▸ Exercise
Answer with nothing except the number of lines that contain the word "told".

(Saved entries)
######
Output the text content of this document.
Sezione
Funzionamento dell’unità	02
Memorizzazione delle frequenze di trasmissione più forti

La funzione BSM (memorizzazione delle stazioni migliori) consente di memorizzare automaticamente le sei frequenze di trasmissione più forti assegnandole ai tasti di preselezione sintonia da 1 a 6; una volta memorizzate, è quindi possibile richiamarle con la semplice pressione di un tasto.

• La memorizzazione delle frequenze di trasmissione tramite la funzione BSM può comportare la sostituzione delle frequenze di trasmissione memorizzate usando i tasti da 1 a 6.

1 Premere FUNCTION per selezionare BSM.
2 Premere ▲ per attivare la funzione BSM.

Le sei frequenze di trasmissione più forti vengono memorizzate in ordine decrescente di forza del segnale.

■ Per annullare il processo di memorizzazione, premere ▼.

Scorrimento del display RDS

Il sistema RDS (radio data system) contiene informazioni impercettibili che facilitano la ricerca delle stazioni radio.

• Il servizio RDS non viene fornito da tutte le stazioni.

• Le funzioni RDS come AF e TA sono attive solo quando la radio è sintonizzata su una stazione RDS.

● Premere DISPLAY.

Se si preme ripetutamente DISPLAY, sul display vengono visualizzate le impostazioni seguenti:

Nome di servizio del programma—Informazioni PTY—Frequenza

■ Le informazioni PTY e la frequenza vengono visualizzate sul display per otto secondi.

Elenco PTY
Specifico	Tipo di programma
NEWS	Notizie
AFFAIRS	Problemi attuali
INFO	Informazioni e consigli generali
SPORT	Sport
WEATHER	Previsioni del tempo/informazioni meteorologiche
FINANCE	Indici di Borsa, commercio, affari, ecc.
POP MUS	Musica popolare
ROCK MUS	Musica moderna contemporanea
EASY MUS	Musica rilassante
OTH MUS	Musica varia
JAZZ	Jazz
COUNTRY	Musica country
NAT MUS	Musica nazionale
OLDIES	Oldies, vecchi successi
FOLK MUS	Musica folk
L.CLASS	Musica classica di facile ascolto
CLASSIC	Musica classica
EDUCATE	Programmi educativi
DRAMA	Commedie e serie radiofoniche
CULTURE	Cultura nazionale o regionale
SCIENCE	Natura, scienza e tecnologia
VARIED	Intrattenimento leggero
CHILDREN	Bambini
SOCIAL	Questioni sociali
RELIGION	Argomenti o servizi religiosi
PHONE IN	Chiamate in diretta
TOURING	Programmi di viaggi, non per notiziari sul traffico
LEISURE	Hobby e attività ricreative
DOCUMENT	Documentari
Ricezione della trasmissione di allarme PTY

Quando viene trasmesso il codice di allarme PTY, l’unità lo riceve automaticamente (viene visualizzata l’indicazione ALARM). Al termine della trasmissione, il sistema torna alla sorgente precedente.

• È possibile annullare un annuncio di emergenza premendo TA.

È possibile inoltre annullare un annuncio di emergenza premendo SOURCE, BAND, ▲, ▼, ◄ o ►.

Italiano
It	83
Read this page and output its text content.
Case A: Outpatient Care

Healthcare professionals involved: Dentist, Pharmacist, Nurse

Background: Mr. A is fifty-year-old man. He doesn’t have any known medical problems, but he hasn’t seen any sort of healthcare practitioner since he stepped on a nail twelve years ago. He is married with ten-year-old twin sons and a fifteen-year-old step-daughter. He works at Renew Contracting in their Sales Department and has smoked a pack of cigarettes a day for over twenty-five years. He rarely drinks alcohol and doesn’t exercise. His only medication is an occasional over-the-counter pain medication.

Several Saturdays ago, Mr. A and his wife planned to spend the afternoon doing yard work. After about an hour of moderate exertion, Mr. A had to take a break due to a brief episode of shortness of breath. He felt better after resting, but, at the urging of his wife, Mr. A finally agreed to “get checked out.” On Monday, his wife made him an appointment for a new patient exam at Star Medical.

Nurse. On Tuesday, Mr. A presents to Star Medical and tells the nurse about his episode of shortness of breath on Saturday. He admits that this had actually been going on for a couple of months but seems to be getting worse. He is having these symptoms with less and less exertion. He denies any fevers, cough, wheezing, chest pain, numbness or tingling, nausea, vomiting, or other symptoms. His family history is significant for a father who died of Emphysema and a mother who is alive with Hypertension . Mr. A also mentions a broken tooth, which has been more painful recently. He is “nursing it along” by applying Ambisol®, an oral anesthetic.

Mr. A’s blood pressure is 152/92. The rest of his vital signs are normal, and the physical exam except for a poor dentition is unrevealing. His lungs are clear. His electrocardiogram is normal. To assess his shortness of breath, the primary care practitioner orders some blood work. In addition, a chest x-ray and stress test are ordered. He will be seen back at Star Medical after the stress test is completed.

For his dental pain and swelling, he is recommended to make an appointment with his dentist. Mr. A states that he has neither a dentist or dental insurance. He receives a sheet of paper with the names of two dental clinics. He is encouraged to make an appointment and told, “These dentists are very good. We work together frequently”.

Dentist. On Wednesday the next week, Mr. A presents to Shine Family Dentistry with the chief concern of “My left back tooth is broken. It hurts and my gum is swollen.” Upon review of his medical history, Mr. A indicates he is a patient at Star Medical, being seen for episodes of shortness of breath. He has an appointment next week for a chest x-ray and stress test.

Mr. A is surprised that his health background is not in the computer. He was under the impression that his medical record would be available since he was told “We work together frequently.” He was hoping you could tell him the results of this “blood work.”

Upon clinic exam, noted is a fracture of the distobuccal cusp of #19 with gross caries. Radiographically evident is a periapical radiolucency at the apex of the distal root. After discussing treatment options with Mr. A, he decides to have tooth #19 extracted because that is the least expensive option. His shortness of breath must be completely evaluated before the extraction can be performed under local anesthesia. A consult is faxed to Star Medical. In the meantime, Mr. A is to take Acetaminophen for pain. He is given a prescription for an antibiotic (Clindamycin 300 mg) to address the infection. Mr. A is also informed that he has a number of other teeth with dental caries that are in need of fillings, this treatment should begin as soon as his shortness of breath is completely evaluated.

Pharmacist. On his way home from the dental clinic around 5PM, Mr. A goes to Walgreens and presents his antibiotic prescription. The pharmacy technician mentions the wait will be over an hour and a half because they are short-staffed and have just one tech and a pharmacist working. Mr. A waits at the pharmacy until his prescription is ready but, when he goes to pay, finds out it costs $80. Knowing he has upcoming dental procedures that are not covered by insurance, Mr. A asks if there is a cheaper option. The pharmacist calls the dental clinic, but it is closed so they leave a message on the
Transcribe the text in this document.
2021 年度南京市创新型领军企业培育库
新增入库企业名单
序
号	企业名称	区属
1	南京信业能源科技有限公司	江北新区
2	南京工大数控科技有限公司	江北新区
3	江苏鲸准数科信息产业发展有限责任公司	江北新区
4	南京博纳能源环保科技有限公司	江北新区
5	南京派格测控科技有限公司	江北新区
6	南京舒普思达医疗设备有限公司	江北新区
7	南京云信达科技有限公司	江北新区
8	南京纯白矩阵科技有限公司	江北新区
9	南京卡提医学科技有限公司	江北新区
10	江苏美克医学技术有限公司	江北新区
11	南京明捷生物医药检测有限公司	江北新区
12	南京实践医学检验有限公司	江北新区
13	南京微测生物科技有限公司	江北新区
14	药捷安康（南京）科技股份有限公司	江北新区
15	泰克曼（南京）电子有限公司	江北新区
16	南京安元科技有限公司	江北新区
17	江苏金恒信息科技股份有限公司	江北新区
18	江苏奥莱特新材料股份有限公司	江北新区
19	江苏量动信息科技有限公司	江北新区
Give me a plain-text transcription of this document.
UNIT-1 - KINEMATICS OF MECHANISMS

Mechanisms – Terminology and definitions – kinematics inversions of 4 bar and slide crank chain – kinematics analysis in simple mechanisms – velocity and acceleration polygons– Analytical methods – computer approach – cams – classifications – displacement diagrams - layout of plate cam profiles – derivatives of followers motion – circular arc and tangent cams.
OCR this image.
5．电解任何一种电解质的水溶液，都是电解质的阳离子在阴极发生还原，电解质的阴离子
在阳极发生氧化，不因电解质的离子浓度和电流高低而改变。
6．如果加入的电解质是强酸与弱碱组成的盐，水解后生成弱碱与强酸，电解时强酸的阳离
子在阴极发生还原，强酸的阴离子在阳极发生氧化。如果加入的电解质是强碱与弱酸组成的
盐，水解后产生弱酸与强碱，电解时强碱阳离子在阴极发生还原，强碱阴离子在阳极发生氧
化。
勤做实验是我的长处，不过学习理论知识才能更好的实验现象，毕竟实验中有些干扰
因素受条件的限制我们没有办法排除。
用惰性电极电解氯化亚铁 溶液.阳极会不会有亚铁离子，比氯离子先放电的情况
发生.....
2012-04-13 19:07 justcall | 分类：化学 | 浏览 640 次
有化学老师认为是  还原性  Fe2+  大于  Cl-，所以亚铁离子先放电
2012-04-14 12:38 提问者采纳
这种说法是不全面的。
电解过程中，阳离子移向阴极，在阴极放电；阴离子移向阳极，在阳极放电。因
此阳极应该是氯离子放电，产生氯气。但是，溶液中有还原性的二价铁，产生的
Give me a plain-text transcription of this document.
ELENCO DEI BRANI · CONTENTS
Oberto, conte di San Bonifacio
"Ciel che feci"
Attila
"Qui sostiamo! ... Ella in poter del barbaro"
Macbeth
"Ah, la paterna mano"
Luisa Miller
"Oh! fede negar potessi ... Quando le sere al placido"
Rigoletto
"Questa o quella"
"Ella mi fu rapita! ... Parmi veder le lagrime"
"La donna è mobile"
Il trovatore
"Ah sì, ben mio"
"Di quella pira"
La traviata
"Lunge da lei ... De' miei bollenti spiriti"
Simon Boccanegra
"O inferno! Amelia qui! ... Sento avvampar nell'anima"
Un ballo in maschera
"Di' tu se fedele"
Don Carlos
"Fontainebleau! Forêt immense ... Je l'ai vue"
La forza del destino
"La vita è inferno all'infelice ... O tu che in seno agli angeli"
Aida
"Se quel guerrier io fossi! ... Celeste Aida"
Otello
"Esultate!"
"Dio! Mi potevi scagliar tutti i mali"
######
▸ Reply
2